Problem to work on
In the material below, the lines containing the word "Precipitations" are required; copy each of them.

Records provided
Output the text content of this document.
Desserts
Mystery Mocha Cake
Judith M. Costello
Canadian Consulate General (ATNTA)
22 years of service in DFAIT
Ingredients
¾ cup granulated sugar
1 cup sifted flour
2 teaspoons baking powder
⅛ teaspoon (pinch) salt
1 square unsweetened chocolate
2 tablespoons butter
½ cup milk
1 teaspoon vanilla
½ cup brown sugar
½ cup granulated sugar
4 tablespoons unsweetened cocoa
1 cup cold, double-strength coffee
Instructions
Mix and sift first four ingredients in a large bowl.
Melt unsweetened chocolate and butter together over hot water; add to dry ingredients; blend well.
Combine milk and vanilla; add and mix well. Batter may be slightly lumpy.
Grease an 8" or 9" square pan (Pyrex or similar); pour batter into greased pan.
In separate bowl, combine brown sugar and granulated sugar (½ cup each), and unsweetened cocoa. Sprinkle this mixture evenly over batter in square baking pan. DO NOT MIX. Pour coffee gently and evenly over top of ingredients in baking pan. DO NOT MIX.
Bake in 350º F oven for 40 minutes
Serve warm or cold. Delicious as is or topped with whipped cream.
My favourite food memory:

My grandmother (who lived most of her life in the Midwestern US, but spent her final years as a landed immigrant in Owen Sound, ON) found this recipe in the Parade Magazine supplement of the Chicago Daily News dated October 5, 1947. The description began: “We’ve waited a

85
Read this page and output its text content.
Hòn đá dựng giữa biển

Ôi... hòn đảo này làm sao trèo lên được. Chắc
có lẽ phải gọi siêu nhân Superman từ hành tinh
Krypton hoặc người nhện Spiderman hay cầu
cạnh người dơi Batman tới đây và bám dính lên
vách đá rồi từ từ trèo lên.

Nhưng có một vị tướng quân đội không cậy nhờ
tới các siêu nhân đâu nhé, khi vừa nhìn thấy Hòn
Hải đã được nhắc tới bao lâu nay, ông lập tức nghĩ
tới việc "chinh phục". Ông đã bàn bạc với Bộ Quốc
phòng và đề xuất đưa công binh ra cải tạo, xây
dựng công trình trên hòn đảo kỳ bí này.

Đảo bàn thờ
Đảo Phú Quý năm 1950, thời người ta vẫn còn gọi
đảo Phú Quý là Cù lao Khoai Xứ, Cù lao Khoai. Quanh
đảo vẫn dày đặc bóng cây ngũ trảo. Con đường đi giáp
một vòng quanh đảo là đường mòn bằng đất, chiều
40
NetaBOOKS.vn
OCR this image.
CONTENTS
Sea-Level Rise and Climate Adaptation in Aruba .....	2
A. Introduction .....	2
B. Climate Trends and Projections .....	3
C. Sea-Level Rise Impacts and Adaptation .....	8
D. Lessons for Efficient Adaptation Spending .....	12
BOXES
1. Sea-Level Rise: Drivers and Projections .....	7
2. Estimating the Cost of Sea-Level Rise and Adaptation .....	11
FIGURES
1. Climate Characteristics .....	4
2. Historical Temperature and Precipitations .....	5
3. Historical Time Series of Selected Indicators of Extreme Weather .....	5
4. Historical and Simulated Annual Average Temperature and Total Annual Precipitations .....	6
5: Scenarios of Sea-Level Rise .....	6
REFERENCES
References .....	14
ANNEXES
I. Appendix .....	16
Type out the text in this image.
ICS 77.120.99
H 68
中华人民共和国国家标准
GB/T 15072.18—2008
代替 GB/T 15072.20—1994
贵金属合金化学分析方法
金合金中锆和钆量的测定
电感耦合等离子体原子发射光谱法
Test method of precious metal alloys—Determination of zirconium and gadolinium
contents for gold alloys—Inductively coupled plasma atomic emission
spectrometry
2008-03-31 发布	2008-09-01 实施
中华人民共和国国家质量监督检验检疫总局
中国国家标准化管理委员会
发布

Written solution
2. Historical Temperature and Precipitations .....	5
4. Historical and Simulated Annual Average Temperature and Total Annual Precipitations .....	6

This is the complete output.